Dataset content:
◇ ◇ ◇ ◇ ◇ ◇ ◇

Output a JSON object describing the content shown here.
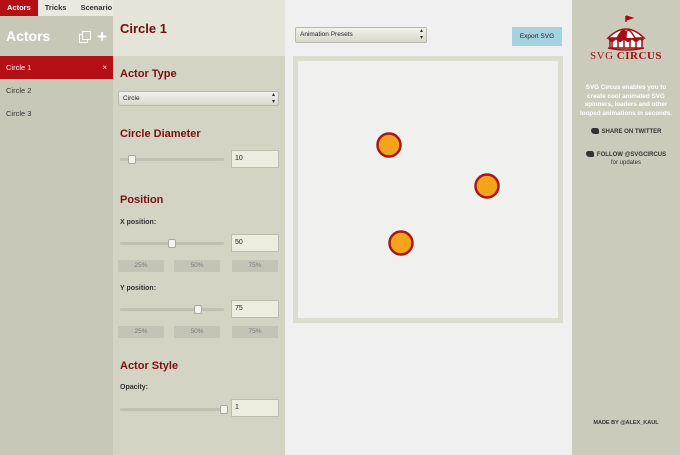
{
  "tabs": [
    {
      "label": "Actors",
      "active": true
    },
    {
      "label": "Tricks",
      "active": false
    },
    {
      "label": "Scenario",
      "active": false
    }
  ],
  "sidebar": {
    "title": "Actors",
    "actors": [
      {
        "label": "Circle 1",
        "selected": true,
        "close_glyph": "×"
      },
      {
        "label": "Circle 2",
        "selected": false
      },
      {
        "label": "Circle 3",
        "selected": false
      }
    ]
  },
  "props": {
    "title": "Circle 1",
    "actor_type": {
      "heading": "Actor Type",
      "value": "Circle"
    },
    "diameter": {
      "heading": "Circle Diameter",
      "value": "10",
      "slider_fraction": 0.12
    },
    "position": {
      "heading": "Position",
      "x": {
        "label": "X position:",
        "value": "50",
        "slider_fraction": 0.5
      },
      "y": {
        "label": "Y position:",
        "value": "75",
        "slider_fraction": 0.75
      },
      "presets": [
        "25%",
        "50%",
        "75%"
      ]
    },
    "style": {
      "heading": "Actor Style",
      "opacity": {
        "label": "Opacity:",
        "value": "1",
        "slider_fraction": 1.0
      }
    }
  },
  "stage": {
    "preset_select": "Animation Presets",
    "export_label": "Export SVG",
    "circle_fill": "#f5a31a",
    "circle_stroke": "#a81818"
  },
  "info": {
    "logo_word1": "SVG",
    "logo_word2": "CIRCUS",
    "blurb": "SVG Circus enables you to create cool animated SVG spinners, loaders and other looped animations in seconds.",
    "twitter_share": "SHARE ON TWITTER",
    "follow_line1": "FOLLOW @SVGCIRCUS",
    "follow_line2": "for updates",
    "credit": "MADE BY @ALEX_KAUL"
  },
  "colors": {
    "accent": "#b50f16",
    "heading": "#7a0f0f",
    "export_button": "#a5d1e1"
  },
  "icons": [
    "duplicate-icon",
    "plus-icon",
    "close-icon",
    "select-arrows-icon",
    "twitter-icon",
    "circus-tent-logo"
  ]
}
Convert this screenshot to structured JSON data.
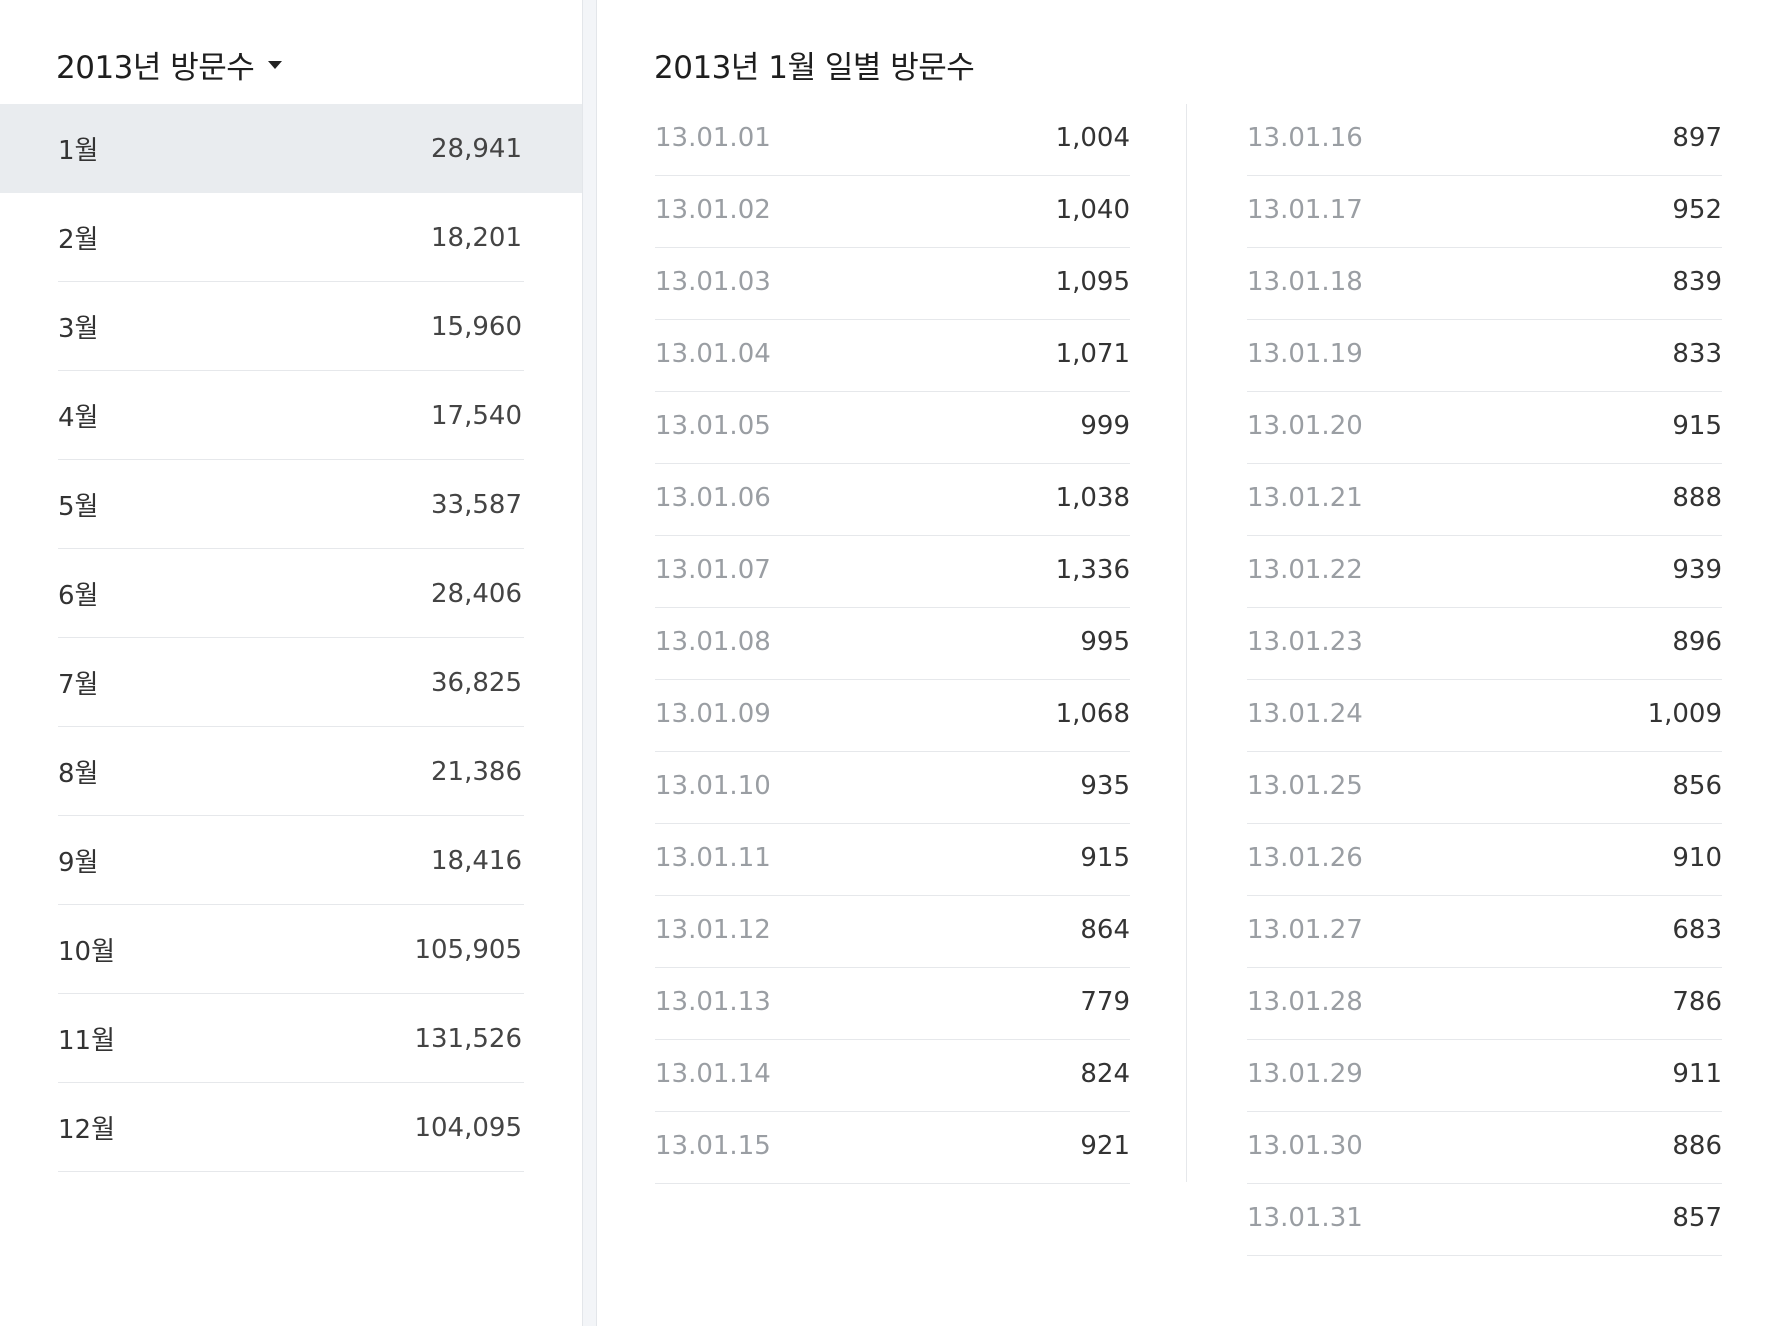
{
  "year_selector": {
    "label": "2013년 방문수",
    "icon": "caret-down-icon"
  },
  "months": [
    {
      "label": "1월",
      "value": "28,941",
      "selected": true
    },
    {
      "label": "2월",
      "value": "18,201"
    },
    {
      "label": "3월",
      "value": "15,960"
    },
    {
      "label": "4월",
      "value": "17,540"
    },
    {
      "label": "5월",
      "value": "33,587"
    },
    {
      "label": "6월",
      "value": "28,406"
    },
    {
      "label": "7월",
      "value": "36,825"
    },
    {
      "label": "8월",
      "value": "21,386"
    },
    {
      "label": "9월",
      "value": "18,416"
    },
    {
      "label": "10월",
      "value": "105,905"
    },
    {
      "label": "11월",
      "value": "131,526"
    },
    {
      "label": "12월",
      "value": "104,095"
    }
  ],
  "daily_title": "2013년 1월 일별 방문수",
  "daily": [
    {
      "date": "13.01.01",
      "value": "1,004"
    },
    {
      "date": "13.01.02",
      "value": "1,040"
    },
    {
      "date": "13.01.03",
      "value": "1,095"
    },
    {
      "date": "13.01.04",
      "value": "1,071"
    },
    {
      "date": "13.01.05",
      "value": "999"
    },
    {
      "date": "13.01.06",
      "value": "1,038"
    },
    {
      "date": "13.01.07",
      "value": "1,336"
    },
    {
      "date": "13.01.08",
      "value": "995"
    },
    {
      "date": "13.01.09",
      "value": "1,068"
    },
    {
      "date": "13.01.10",
      "value": "935"
    },
    {
      "date": "13.01.11",
      "value": "915"
    },
    {
      "date": "13.01.12",
      "value": "864"
    },
    {
      "date": "13.01.13",
      "value": "779"
    },
    {
      "date": "13.01.14",
      "value": "824"
    },
    {
      "date": "13.01.15",
      "value": "921"
    },
    {
      "date": "13.01.16",
      "value": "897"
    },
    {
      "date": "13.01.17",
      "value": "952"
    },
    {
      "date": "13.01.18",
      "value": "839"
    },
    {
      "date": "13.01.19",
      "value": "833"
    },
    {
      "date": "13.01.20",
      "value": "915"
    },
    {
      "date": "13.01.21",
      "value": "888"
    },
    {
      "date": "13.01.22",
      "value": "939"
    },
    {
      "date": "13.01.23",
      "value": "896"
    },
    {
      "date": "13.01.24",
      "value": "1,009"
    },
    {
      "date": "13.01.25",
      "value": "856"
    },
    {
      "date": "13.01.26",
      "value": "910"
    },
    {
      "date": "13.01.27",
      "value": "683"
    },
    {
      "date": "13.01.28",
      "value": "786"
    },
    {
      "date": "13.01.29",
      "value": "911"
    },
    {
      "date": "13.01.30",
      "value": "886"
    },
    {
      "date": "13.01.31",
      "value": "857"
    }
  ]
}
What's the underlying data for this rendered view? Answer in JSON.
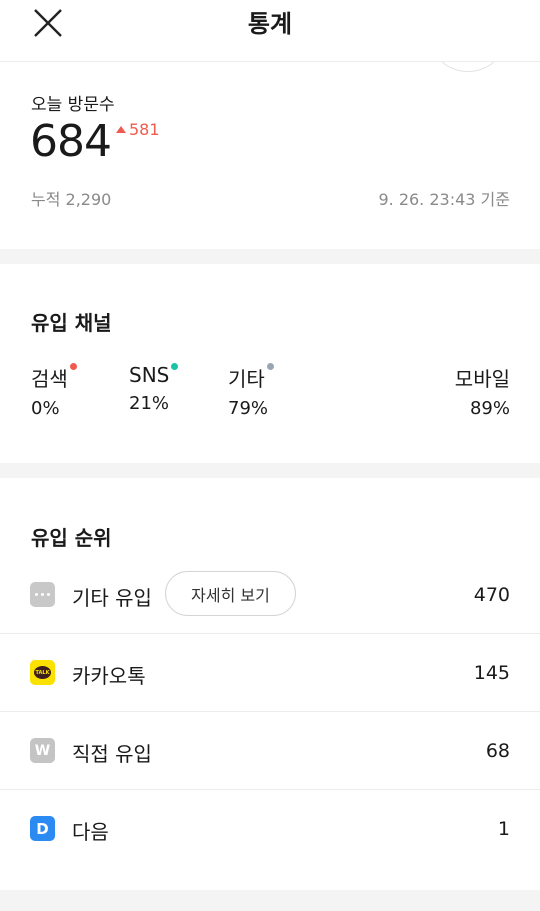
{
  "header": {
    "title": "통계",
    "close_icon": "close-icon"
  },
  "today": {
    "label": "오늘 방문수",
    "count": "684",
    "delta": "581",
    "cumulative": "누적 2,290",
    "timestamp": "9. 26. 23:43 기준"
  },
  "channels": {
    "title": "유입 채널",
    "items": [
      {
        "name": "검색",
        "percent": "0%",
        "dot_color": "#f05a4f"
      },
      {
        "name": "SNS",
        "percent": "21%",
        "dot_color": "#17c4a7"
      },
      {
        "name": "기타",
        "percent": "79%",
        "dot_color": "#9aa5b4"
      },
      {
        "name": "모바일",
        "percent": "89%"
      }
    ]
  },
  "ranking": {
    "title": "유입 순위",
    "detail_button": "자세히 보기",
    "items": [
      {
        "label": "기타 유입",
        "value": "470",
        "icon": "more-dots-icon"
      },
      {
        "label": "카카오톡",
        "value": "145",
        "icon": "kakaotalk-icon",
        "icon_text": "TALK"
      },
      {
        "label": "직접 유입",
        "value": "68",
        "icon": "direct-w-icon",
        "icon_text": "W"
      },
      {
        "label": "다음",
        "value": "1",
        "icon": "daum-d-icon",
        "icon_text": "D"
      }
    ]
  },
  "colors": {
    "accent_red": "#f05a4f",
    "accent_teal": "#17c4a7",
    "kakao_yellow": "#fae100",
    "daum_blue": "#2b8bf2"
  }
}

◇ ◇ ◇ ◇ ◇ ◇ ◇

Required work: Identify the lines of the entries containing the string "JSON". Copy each such line.

Complete output:
Output a JSON object describing the content shown here.
Convert this screenshot to structured JSON data.
What's the underlying data for this rendered view? Answer in JSON.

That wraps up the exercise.